### SHORT TASK
Without the pictures, copy all the entries below exactly.

### STORED ROWS
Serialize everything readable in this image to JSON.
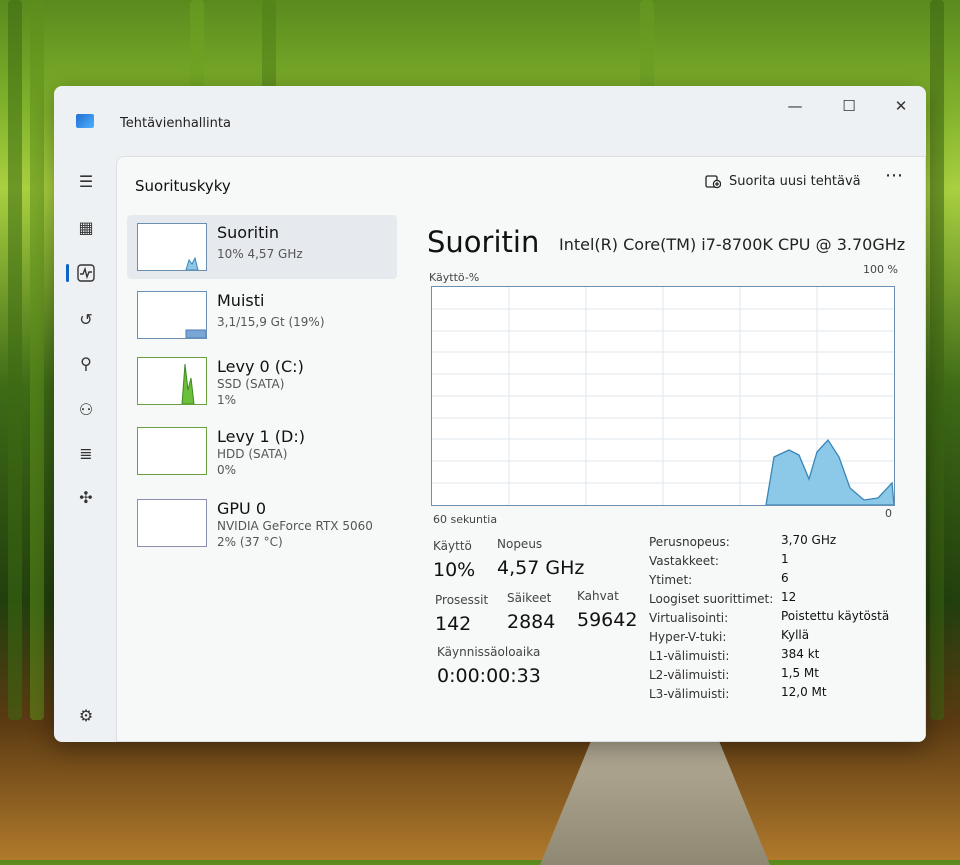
{
  "app": {
    "title": "Tehtävienhallinta"
  },
  "window_controls": {
    "minimize": "—",
    "maximize": "☐",
    "close": "✕"
  },
  "nav": [
    "hamburger-icon",
    "processes-icon",
    "performance-icon",
    "history-icon",
    "startup-icon",
    "users-icon",
    "details-icon",
    "services-icon",
    "settings-icon"
  ],
  "header": {
    "title": "Suorituskyky",
    "run_task": "Suorita uusi tehtävä",
    "more": "⋯"
  },
  "resources": [
    {
      "name": "Suoritin",
      "line1": "10% 4,57 GHz",
      "line2": ""
    },
    {
      "name": "Muisti",
      "line1": "3,1/15,9 Gt (19%)",
      "line2": ""
    },
    {
      "name": "Levy 0 (C:)",
      "line1": "SSD (SATA)",
      "line2": "1%"
    },
    {
      "name": "Levy 1 (D:)",
      "line1": "HDD (SATA)",
      "line2": "0%"
    },
    {
      "name": "GPU 0",
      "line1": "NVIDIA GeForce RTX 5060",
      "line2": "2% (37 °C)"
    }
  ],
  "detail": {
    "title": "Suoritin",
    "cpu_name": "Intel(R) Core(TM) i7-8700K CPU @ 3.70GHz",
    "graph_label": "Käyttö-%",
    "graph_max": "100 %",
    "graph_time": "60 sekuntia",
    "graph_min": "0",
    "stats": {
      "usage_label": "Käyttö",
      "usage_value": "10%",
      "speed_label": "Nopeus",
      "speed_value": "4,57 GHz",
      "processes_label": "Prosessit",
      "processes_value": "142",
      "threads_label": "Säikeet",
      "threads_value": "2884",
      "handles_label": "Kahvat",
      "handles_value": "59642",
      "uptime_label": "Käynnissäoloaika",
      "uptime_value": "0:00:00:33"
    },
    "specs": [
      {
        "label": "Perusnopeus:",
        "value": "3,70 GHz"
      },
      {
        "label": "Vastakkeet:",
        "value": "1"
      },
      {
        "label": "Ytimet:",
        "value": "6"
      },
      {
        "label": "Loogiset suorittimet:",
        "value": "12"
      },
      {
        "label": "Virtualisointi:",
        "value": "Poistettu käytöstä"
      },
      {
        "label": "Hyper-V-tuki:",
        "value": "Kyllä"
      },
      {
        "label": "L1-välimuisti:",
        "value": "384 kt"
      },
      {
        "label": "L2-välimuisti:",
        "value": "1,5 Mt"
      },
      {
        "label": "L3-välimuisti:",
        "value": "12,0 Mt"
      }
    ]
  },
  "colors": {
    "graph_fill": "#8cc8e8",
    "graph_line": "#3a86b8",
    "accent": "#0a64c8",
    "memory_fill": "#7aa6d6",
    "disk_fill": "#6bbf3a"
  }
}
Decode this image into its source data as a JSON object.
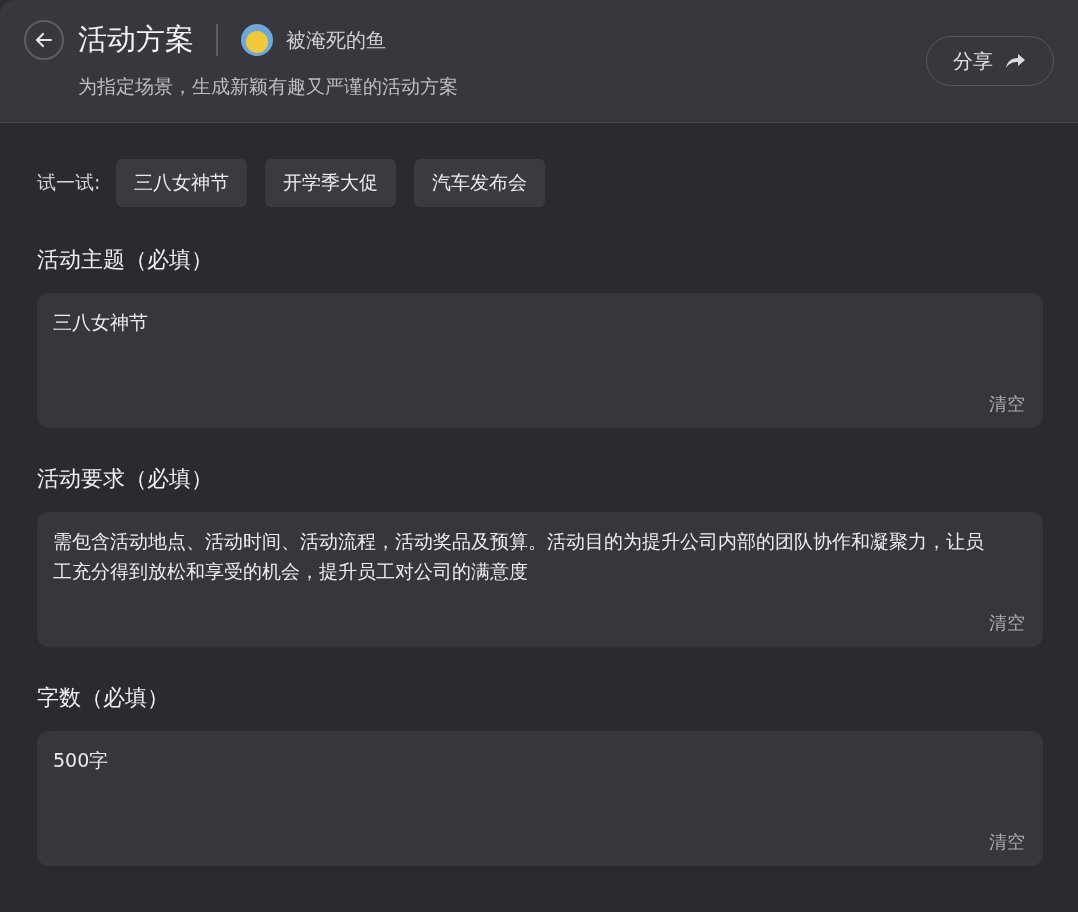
{
  "header": {
    "title": "活动方案",
    "author": "被淹死的鱼",
    "subtitle": "为指定场景，生成新颖有趣又严谨的活动方案",
    "share_button": "分享"
  },
  "suggestions": {
    "label": "试一试:",
    "items": [
      "三八女神节",
      "开学季大促",
      "汽车发布会"
    ]
  },
  "fields": [
    {
      "label": "活动主题（必填）",
      "value": "三八女神节",
      "clear": "清空"
    },
    {
      "label": "活动要求（必填）",
      "value": "需包含活动地点、活动时间、活动流程，活动奖品及预算。活动目的为提升公司内部的团队协作和凝聚力，让员工充分得到放松和享受的机会，提升员工对公司的满意度",
      "clear": "清空"
    },
    {
      "label": "字数（必填）",
      "value": "500字",
      "clear": "清空"
    }
  ]
}
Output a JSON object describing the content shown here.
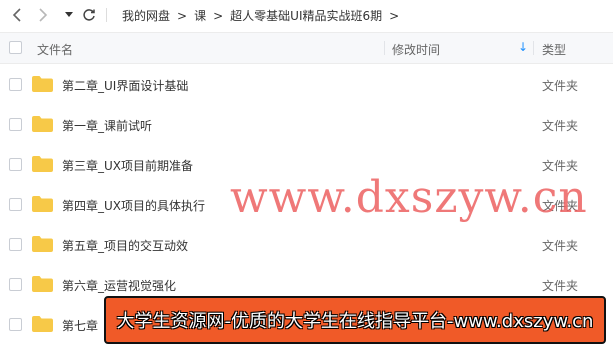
{
  "breadcrumb": [
    "我的网盘",
    "课",
    "超人零基础UI精品实战班6期"
  ],
  "breadcrumb_separator": ">",
  "columns": {
    "name": "文件名",
    "modified": "修改时间",
    "type": "类型",
    "sort_indicator": "↓"
  },
  "files": [
    {
      "name": "第二章_UI界面设计基础",
      "type": "文件夹"
    },
    {
      "name": "第一章_课前试听",
      "type": "文件夹"
    },
    {
      "name": "第三章_UX项目前期准备",
      "type": "文件夹"
    },
    {
      "name": "第四章_UX项目的具体执行",
      "type": "文件夹"
    },
    {
      "name": "第五章_项目的交互动效",
      "type": "文件夹"
    },
    {
      "name": "第六章_运营视觉强化",
      "type": "文件夹"
    },
    {
      "name": "第七章",
      "type": "文件夹"
    }
  ],
  "watermark": "www.dxszyw.cn",
  "banner": "大学生资源网-优质的大学生在线指导平台-www.dxszyw.cn",
  "colors": {
    "folder": "#f7c948",
    "banner_bg": "#f05a28",
    "watermark": "#ec5a5a",
    "sort_arrow": "#1e90ff"
  }
}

### EXERCISE SOLUTION
Serialize everything readable in this image to JSON.
{
  "app": {
    "title": "Tehtävienhallinta"
  },
  "window_controls": {
    "minimize": "—",
    "maximize": "☐",
    "close": "✕"
  },
  "nav": [
    "hamburger-icon",
    "processes-icon",
    "performance-icon",
    "history-icon",
    "startup-icon",
    "users-icon",
    "details-icon",
    "services-icon",
    "settings-icon"
  ],
  "header": {
    "title": "Suorituskyky",
    "run_task": "Suorita uusi tehtävä",
    "more": "⋯"
  },
  "resources": [
    {
      "name": "Suoritin",
      "line1": "10% 4,57 GHz",
      "line2": ""
    },
    {
      "name": "Muisti",
      "line1": "3,1/15,9 Gt (19%)",
      "line2": ""
    },
    {
      "name": "Levy 0 (C:)",
      "line1": "SSD (SATA)",
      "line2": "1%"
    },
    {
      "name": "Levy 1 (D:)",
      "line1": "HDD (SATA)",
      "line2": "0%"
    },
    {
      "name": "GPU 0",
      "line1": "NVIDIA GeForce RTX 5060",
      "line2": "2% (37 °C)"
    }
  ],
  "detail": {
    "title": "Suoritin",
    "cpu_name": "Intel(R) Core(TM) i7-8700K CPU @ 3.70GHz",
    "graph_label": "Käyttö-%",
    "graph_max": "100 %",
    "graph_time": "60 sekuntia",
    "graph_min": "0",
    "stats": {
      "usage_label": "Käyttö",
      "usage_value": "10%",
      "speed_label": "Nopeus",
      "speed_value": "4,57 GHz",
      "processes_label": "Prosessit",
      "processes_value": "142",
      "threads_label": "Säikeet",
      "threads_value": "2884",
      "handles_label": "Kahvat",
      "handles_value": "59642",
      "uptime_label": "Käynnissäoloaika",
      "uptime_value": "0:00:00:33"
    },
    "specs": [
      {
        "label": "Perusnopeus:",
        "value": "3,70 GHz"
      },
      {
        "label": "Vastakkeet:",
        "value": "1"
      },
      {
        "label": "Ytimet:",
        "value": "6"
      },
      {
        "label": "Loogiset suorittimet:",
        "value": "12"
      },
      {
        "label": "Virtualisointi:",
        "value": "Poistettu käytöstä"
      },
      {
        "label": "Hyper-V-tuki:",
        "value": "Kyllä"
      },
      {
        "label": "L1-välimuisti:",
        "value": "384 kt"
      },
      {
        "label": "L2-välimuisti:",
        "value": "1,5 Mt"
      },
      {
        "label": "L3-välimuisti:",
        "value": "12,0 Mt"
      }
    ]
  },
  "colors": {
    "graph_fill": "#8cc8e8",
    "graph_line": "#3a86b8",
    "accent": "#0a64c8",
    "memory_fill": "#7aa6d6",
    "disk_fill": "#6bbf3a"
  }
}
Decode this image into its source data as a JSON object.
{
  "header": {
    "title": "活动方案",
    "author": "被淹死的鱼",
    "subtitle": "为指定场景，生成新颖有趣又严谨的活动方案",
    "share_button": "分享"
  },
  "suggestions": {
    "label": "试一试:",
    "items": [
      "三八女神节",
      "开学季大促",
      "汽车发布会"
    ]
  },
  "fields": [
    {
      "label": "活动主题（必填）",
      "value": "三八女神节",
      "clear": "清空"
    },
    {
      "label": "活动要求（必填）",
      "value": "需包含活动地点、活动时间、活动流程，活动奖品及预算。活动目的为提升公司内部的团队协作和凝聚力，让员工充分得到放松和享受的机会，提升员工对公司的满意度",
      "clear": "清空"
    },
    {
      "label": "字数（必填）",
      "value": "500字",
      "clear": "清空"
    }
  ]
}
Output a JSON object describing the content shown here.
{
  "breadcrumb": [
    "我的网盘",
    "课",
    "超人零基础UI精品实战班6期"
  ],
  "breadcrumb_separator": ">",
  "columns": {
    "name": "文件名",
    "modified": "修改时间",
    "type": "类型",
    "sort_indicator": "↓"
  },
  "files": [
    {
      "name": "第二章_UI界面设计基础",
      "type": "文件夹"
    },
    {
      "name": "第一章_课前试听",
      "type": "文件夹"
    },
    {
      "name": "第三章_UX项目前期准备",
      "type": "文件夹"
    },
    {
      "name": "第四章_UX项目的具体执行",
      "type": "文件夹"
    },
    {
      "name": "第五章_项目的交互动效",
      "type": "文件夹"
    },
    {
      "name": "第六章_运营视觉强化",
      "type": "文件夹"
    },
    {
      "name": "第七章",
      "type": "文件夹"
    }
  ],
  "watermark": "www.dxszyw.cn",
  "banner": "大学生资源网-优质的大学生在线指导平台-www.dxszyw.cn",
  "colors": {
    "folder": "#f7c948",
    "banner_bg": "#f05a28",
    "watermark": "#ec5a5a",
    "sort_arrow": "#1e90ff"
  }
}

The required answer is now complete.